= GIVEN PROBLEM =
Extract every record, exactly as written, and ignore the pictures.

#### RECORDS FOR THE EXERCISE

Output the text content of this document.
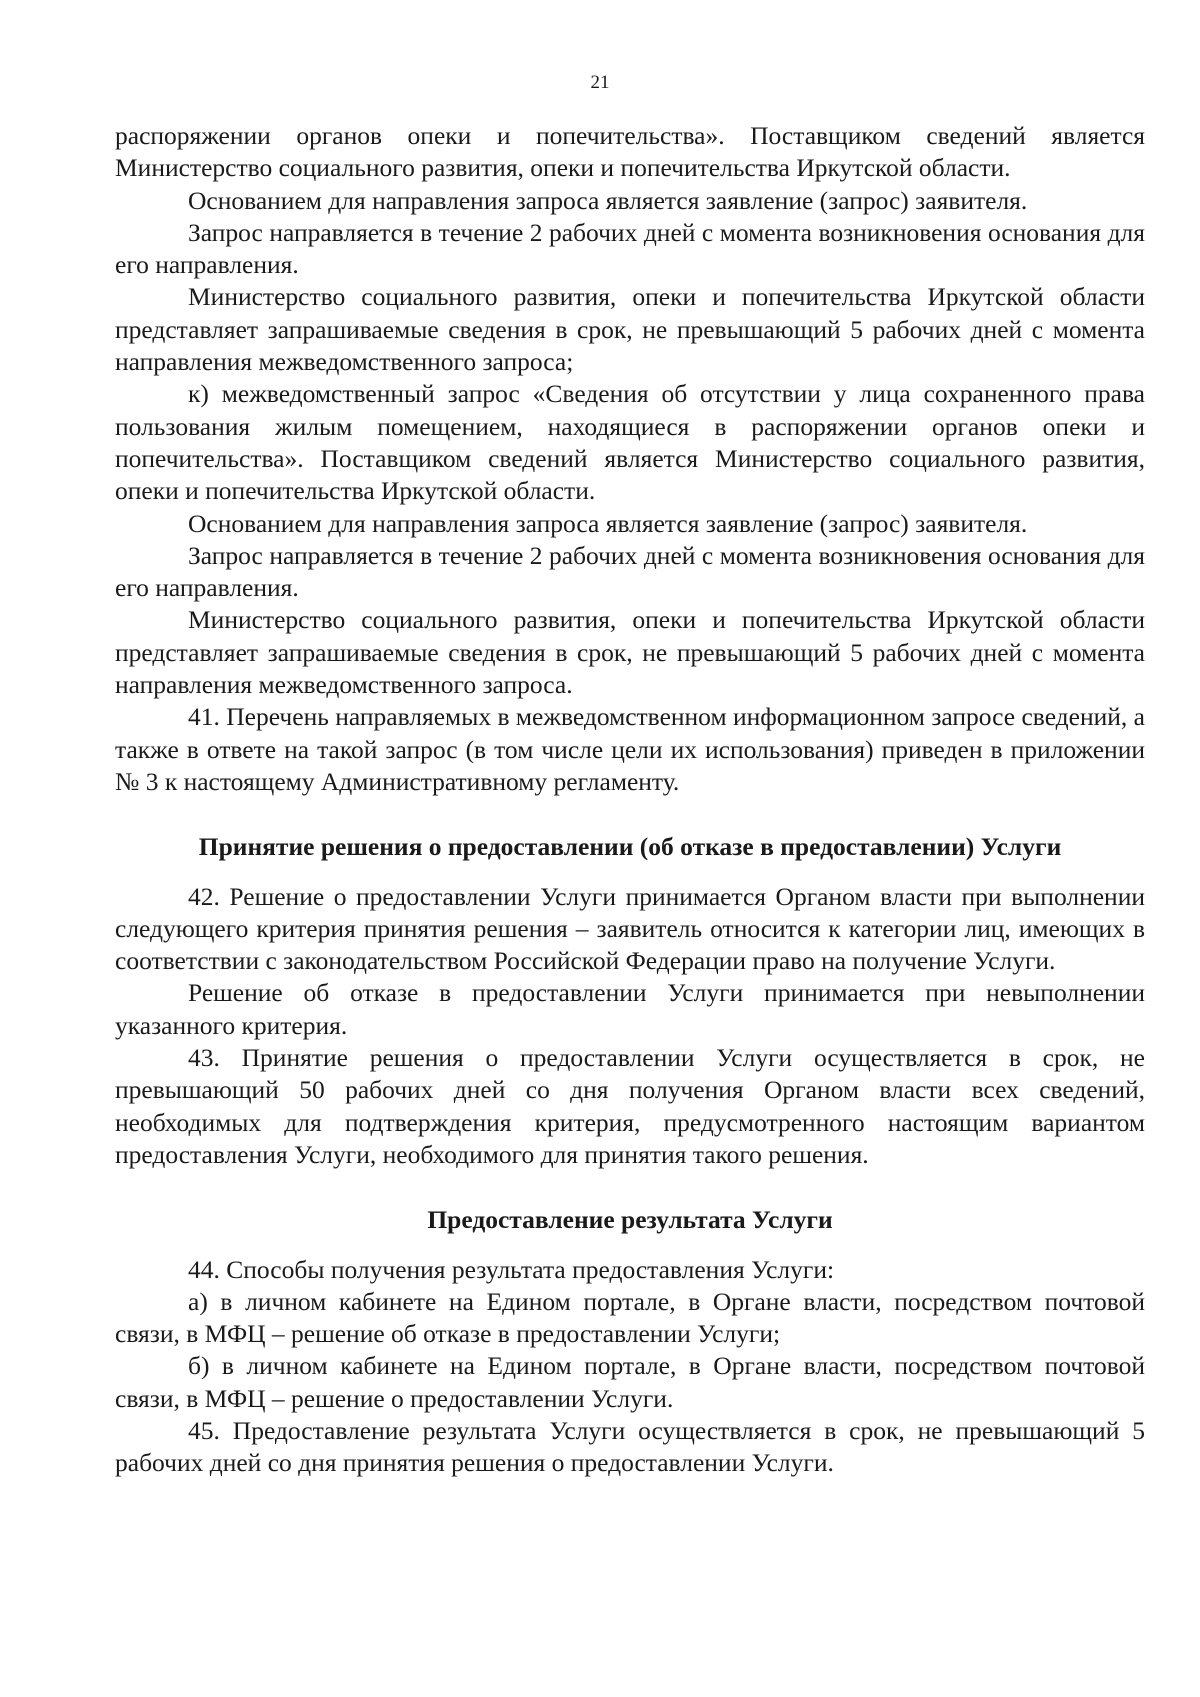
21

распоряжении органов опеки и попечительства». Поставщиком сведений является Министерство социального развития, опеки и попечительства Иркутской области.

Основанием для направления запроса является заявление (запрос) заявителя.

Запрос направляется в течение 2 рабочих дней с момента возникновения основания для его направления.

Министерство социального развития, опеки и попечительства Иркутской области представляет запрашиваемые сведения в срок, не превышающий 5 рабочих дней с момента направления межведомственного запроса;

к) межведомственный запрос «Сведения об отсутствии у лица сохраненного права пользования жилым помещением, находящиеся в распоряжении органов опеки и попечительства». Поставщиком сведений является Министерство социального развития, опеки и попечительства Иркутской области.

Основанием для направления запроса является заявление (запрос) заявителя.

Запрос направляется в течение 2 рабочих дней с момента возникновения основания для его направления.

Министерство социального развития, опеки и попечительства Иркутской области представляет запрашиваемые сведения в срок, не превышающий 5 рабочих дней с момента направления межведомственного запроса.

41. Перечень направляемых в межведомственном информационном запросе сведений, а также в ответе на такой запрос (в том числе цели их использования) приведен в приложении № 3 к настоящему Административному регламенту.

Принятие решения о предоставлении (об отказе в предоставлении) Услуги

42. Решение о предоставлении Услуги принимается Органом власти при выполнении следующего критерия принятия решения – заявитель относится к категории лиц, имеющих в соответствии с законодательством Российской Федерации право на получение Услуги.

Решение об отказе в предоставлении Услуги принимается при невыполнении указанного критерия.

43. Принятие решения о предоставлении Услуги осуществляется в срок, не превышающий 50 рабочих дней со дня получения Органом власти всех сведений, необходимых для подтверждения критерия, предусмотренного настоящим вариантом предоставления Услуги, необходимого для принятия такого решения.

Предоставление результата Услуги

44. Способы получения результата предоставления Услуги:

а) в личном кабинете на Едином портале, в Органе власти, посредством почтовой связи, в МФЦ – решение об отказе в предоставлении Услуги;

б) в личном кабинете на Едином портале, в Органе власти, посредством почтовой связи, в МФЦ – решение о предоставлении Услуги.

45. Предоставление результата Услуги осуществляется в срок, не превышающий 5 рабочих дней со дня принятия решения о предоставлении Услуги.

########

= RESULT =
Output the text content of this document.
21

распоряжении органов опеки и попечительства». Поставщиком сведений является Министерство социального развития, опеки и попечительства Иркутской области.

Основанием для направления запроса является заявление (запрос) заявителя.

Запрос направляется в течение 2 рабочих дней с момента возникновения основания для его направления.

Министерство социального развития, опеки и попечительства Иркутской области представляет запрашиваемые сведения в срок, не превышающий 5 рабочих дней с момента направления межведомственного запроса;

к) межведомственный запрос «Сведения об отсутствии у лица сохраненного права пользования жилым помещением, находящиеся в распоряжении органов опеки и попечительства». Поставщиком сведений является Министерство социального развития, опеки и попечительства Иркутской области.

Основанием для направления запроса является заявление (запрос) заявителя.

Запрос направляется в течение 2 рабочих дней с момента возникновения основания для его направления.

Министерство социального развития, опеки и попечительства Иркутской области представляет запрашиваемые сведения в срок, не превышающий 5 рабочих дней с момента направления межведомственного запроса.

41. Перечень направляемых в межведомственном информационном запросе сведений, а также в ответе на такой запрос (в том числе цели их использования) приведен в приложении № 3 к настоящему Административному регламенту.

Принятие решения о предоставлении (об отказе в предоставлении) Услуги

42. Решение о предоставлении Услуги принимается Органом власти при выполнении следующего критерия принятия решения – заявитель относится к категории лиц, имеющих в соответствии с законодательством Российской Федерации право на получение Услуги.

Решение об отказе в предоставлении Услуги принимается при невыполнении указанного критерия.

43. Принятие решения о предоставлении Услуги осуществляется в срок, не превышающий 50 рабочих дней со дня получения Органом власти всех сведений, необходимых для подтверждения критерия, предусмотренного настоящим вариантом предоставления Услуги, необходимого для принятия такого решения.

Предоставление результата Услуги

44. Способы получения результата предоставления Услуги:

а) в личном кабинете на Едином портале, в Органе власти, посредством почтовой связи, в МФЦ – решение об отказе в предоставлении Услуги;

б) в личном кабинете на Едином портале, в Органе власти, посредством почтовой связи, в МФЦ – решение о предоставлении Услуги.

45. Предоставление результата Услуги осуществляется в срок, не превышающий 5 рабочих дней со дня принятия решения о предоставлении Услуги.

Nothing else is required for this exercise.